_REQUIRED WORK_
Look through the data below. Show each line where the string "What" occurs.

_GIVEN RECORDS_
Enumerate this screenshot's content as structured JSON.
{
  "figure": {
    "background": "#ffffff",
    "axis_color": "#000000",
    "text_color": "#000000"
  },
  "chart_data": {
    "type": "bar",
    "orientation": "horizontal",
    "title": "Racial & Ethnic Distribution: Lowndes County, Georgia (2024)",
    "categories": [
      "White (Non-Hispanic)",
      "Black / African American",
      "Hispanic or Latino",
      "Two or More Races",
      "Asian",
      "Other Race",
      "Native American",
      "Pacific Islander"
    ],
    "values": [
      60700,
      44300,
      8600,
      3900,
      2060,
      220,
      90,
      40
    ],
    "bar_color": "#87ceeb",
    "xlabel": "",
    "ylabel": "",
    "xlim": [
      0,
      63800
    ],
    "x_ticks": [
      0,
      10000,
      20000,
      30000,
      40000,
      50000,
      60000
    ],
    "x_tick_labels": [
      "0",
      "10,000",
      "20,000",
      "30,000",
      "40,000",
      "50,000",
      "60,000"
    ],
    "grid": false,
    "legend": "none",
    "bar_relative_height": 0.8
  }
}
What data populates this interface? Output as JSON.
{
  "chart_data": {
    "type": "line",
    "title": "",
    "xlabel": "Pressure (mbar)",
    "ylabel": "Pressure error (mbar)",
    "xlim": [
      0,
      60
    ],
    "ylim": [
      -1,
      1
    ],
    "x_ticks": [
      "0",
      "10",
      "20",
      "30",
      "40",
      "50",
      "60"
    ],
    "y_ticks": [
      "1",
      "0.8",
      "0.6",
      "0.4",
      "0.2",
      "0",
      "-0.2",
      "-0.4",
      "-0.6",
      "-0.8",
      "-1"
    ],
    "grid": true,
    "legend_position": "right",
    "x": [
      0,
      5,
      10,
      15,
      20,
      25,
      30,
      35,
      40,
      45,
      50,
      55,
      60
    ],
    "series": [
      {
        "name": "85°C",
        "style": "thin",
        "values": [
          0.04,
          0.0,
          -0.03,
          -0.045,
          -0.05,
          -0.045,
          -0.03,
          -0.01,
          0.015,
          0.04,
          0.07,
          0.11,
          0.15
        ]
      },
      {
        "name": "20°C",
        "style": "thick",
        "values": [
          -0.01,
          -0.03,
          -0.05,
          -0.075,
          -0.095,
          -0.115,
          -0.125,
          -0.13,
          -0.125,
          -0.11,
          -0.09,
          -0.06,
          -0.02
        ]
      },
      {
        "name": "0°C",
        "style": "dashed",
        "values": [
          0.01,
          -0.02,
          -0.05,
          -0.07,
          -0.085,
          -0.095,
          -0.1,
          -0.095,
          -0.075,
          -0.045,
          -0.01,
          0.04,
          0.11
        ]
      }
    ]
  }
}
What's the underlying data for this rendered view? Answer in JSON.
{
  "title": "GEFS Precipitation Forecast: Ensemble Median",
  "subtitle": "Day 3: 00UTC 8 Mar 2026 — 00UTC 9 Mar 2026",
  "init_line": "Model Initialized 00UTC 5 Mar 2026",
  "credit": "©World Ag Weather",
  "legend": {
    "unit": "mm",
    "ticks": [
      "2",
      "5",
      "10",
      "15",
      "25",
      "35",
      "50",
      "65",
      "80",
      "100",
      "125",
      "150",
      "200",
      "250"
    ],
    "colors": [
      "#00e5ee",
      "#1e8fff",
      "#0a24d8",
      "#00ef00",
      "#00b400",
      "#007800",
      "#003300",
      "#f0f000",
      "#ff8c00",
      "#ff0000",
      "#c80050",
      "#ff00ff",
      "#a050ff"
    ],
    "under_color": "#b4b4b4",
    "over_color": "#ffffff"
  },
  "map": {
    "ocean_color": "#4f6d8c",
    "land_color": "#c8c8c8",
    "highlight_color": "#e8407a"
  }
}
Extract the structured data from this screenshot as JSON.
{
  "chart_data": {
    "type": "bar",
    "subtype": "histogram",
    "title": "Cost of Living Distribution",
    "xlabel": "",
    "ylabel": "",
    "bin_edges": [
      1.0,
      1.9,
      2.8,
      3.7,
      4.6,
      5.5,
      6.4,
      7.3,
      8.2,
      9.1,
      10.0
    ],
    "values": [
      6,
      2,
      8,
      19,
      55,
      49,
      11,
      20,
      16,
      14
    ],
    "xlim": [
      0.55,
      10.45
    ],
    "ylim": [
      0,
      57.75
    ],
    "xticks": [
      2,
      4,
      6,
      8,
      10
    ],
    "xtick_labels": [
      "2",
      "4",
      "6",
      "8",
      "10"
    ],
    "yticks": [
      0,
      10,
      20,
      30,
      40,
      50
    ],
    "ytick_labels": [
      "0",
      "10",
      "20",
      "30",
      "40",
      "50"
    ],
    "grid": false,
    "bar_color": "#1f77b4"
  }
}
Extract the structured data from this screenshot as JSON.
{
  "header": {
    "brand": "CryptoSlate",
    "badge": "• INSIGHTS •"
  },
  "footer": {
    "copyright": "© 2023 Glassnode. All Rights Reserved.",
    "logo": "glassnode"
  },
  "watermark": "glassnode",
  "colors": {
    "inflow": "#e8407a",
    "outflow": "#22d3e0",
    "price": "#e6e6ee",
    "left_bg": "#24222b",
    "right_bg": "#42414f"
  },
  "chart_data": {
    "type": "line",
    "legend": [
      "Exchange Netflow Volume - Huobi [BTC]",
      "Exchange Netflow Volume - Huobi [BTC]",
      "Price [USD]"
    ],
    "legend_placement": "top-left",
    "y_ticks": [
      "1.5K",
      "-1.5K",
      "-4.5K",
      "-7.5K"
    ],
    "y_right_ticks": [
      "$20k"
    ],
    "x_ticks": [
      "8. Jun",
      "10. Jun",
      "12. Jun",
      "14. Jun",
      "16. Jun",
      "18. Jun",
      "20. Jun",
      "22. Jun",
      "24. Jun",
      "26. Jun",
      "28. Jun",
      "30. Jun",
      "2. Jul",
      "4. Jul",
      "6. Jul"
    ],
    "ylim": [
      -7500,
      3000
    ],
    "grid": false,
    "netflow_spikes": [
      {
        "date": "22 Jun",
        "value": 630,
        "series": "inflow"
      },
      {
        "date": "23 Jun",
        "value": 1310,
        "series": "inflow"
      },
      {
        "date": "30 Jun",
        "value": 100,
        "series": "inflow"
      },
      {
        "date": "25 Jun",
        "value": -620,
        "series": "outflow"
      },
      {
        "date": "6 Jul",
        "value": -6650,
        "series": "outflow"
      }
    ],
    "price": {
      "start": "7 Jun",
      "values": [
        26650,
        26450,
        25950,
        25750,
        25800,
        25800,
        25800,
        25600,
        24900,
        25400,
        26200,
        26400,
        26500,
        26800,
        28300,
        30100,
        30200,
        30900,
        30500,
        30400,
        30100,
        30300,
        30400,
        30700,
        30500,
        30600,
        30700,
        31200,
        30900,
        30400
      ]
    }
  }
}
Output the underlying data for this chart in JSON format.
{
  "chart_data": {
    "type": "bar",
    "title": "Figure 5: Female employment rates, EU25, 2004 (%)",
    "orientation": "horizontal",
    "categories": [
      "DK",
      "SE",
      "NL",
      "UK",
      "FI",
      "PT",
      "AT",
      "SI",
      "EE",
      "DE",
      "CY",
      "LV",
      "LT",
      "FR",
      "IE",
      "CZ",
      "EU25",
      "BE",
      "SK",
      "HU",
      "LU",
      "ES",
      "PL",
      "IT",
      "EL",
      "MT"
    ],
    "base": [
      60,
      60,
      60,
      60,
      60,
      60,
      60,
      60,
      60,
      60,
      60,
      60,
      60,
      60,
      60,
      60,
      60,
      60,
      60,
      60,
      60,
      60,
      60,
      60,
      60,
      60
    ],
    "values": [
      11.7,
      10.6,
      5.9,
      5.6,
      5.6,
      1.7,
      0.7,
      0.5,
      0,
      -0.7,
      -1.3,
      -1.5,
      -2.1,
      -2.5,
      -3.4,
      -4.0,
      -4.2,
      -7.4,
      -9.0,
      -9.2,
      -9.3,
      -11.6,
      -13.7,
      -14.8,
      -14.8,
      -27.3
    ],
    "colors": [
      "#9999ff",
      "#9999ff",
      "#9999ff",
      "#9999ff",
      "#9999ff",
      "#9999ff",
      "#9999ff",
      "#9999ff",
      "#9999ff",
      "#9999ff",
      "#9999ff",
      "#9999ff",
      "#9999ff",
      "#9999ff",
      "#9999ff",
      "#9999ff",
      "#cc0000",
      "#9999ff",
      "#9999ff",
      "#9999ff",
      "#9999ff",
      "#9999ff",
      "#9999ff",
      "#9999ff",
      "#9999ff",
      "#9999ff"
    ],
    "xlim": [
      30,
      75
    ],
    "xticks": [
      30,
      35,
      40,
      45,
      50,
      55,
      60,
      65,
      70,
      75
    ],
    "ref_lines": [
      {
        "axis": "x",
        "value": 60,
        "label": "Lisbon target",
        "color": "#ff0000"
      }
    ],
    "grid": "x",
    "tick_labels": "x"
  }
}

_OUTPUT FOR THIS EXERCISE_
What data populates this interface? Output as JSON.
What's the underlying data for this rendered view? Answer in JSON.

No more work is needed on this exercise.